Where the data below has the string "Canon", return the whole line.

────────────────────────────────────────

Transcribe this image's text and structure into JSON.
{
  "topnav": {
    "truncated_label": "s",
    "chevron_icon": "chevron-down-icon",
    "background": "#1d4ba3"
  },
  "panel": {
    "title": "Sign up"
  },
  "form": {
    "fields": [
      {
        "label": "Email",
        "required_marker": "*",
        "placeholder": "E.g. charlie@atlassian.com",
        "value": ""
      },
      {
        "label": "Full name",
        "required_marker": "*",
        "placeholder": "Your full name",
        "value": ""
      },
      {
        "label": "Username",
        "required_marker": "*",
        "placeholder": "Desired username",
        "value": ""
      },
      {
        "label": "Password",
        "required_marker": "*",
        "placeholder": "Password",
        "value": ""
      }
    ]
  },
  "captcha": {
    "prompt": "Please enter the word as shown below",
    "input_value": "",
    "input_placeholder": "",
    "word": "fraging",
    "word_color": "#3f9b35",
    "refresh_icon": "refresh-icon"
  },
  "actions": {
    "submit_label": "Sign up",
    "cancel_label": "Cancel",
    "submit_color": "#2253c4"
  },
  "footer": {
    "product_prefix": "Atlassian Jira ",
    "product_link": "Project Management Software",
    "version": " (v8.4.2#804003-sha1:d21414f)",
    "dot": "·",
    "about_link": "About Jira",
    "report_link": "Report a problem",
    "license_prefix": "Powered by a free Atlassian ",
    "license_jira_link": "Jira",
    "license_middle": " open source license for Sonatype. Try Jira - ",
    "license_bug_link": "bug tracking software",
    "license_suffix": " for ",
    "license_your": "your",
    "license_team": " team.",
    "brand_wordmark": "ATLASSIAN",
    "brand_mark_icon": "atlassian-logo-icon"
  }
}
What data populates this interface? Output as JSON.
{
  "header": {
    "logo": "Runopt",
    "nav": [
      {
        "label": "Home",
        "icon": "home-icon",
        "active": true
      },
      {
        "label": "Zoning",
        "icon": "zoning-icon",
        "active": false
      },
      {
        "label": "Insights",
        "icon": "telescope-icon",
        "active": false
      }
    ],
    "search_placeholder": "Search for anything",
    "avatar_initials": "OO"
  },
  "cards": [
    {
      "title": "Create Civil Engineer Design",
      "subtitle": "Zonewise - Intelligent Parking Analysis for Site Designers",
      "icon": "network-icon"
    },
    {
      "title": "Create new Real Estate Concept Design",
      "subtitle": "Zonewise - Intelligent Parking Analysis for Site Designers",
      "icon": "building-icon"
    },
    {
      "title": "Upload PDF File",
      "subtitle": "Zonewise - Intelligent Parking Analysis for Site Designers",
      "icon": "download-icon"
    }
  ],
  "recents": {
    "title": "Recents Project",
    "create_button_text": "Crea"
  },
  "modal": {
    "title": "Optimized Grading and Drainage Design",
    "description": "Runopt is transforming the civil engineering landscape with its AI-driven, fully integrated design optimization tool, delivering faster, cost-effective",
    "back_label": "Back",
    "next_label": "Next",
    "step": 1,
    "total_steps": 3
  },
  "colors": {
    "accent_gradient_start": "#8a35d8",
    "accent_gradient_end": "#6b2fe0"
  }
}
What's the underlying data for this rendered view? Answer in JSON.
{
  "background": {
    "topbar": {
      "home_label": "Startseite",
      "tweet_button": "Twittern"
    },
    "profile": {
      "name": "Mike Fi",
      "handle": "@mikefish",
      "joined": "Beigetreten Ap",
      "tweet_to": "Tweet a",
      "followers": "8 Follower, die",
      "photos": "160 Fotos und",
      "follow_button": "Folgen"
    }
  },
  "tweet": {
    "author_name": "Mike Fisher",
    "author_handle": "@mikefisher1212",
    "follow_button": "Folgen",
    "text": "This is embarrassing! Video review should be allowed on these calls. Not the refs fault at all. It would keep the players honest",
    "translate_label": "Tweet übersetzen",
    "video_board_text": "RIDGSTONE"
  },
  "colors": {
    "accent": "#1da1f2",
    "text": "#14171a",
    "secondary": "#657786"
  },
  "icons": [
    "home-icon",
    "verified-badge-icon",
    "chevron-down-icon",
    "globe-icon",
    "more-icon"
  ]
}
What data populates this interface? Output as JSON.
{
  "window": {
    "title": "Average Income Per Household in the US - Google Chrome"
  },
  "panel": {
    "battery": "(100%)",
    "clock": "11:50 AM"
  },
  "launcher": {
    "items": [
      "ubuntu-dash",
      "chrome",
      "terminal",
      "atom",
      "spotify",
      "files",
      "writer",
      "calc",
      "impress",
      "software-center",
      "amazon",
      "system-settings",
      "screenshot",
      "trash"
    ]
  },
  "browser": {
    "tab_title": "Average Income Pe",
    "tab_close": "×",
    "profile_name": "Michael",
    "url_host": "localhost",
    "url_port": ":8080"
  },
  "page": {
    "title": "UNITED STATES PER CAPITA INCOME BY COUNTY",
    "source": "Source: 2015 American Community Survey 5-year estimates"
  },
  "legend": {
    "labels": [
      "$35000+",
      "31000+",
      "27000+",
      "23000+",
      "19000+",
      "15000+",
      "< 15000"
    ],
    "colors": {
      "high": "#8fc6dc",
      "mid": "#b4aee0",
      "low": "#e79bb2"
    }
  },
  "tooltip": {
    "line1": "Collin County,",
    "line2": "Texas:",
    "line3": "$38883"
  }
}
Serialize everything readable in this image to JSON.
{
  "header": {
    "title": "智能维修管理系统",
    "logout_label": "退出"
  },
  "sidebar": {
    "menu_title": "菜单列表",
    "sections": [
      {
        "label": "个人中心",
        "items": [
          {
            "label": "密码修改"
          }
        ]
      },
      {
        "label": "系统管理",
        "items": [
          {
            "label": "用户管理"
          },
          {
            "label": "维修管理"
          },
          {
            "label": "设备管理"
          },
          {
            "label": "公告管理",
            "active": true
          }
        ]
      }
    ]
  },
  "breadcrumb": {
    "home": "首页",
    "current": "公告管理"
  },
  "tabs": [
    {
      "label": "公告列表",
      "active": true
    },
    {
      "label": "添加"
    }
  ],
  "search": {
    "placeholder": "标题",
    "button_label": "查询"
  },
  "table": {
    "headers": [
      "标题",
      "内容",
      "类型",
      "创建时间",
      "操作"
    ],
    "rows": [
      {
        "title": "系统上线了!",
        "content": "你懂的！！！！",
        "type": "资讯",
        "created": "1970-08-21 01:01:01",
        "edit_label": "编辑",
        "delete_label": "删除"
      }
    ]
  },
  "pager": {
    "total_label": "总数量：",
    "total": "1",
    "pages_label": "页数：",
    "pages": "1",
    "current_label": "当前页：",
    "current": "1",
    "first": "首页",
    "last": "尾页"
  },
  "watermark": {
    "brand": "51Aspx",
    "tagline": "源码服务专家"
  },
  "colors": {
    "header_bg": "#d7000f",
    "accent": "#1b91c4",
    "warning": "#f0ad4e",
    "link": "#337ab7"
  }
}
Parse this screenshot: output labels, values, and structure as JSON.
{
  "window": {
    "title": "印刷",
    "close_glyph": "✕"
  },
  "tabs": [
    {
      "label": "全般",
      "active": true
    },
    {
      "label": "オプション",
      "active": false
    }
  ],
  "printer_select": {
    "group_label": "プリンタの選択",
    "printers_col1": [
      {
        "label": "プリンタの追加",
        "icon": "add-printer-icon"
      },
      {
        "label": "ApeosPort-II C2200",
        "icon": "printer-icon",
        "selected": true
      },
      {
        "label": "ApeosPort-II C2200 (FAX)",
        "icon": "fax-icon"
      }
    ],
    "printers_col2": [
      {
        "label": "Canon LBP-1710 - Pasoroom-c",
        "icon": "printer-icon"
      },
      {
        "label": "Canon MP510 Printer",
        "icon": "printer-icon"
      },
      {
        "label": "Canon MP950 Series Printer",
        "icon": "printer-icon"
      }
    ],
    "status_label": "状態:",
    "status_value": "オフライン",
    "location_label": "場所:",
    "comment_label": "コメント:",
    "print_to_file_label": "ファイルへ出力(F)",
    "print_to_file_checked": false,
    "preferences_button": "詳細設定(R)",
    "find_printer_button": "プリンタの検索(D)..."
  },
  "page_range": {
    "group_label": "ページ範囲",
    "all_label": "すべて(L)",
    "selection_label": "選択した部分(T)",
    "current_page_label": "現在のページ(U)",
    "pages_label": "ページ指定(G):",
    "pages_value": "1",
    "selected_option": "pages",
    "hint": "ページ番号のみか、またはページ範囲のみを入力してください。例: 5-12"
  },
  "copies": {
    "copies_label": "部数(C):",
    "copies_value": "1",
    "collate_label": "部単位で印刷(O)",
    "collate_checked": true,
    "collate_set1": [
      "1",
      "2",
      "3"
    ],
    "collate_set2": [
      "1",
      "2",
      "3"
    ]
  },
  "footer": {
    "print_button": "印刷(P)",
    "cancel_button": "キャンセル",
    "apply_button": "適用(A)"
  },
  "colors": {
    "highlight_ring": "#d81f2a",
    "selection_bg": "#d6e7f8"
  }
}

────────────────────────────────────────

# Correct output:
        "label": "Canon LBP-1710 - Pasoroom-c",
        "label": "Canon MP510 Printer",
        "label": "Canon MP950 Series Printer",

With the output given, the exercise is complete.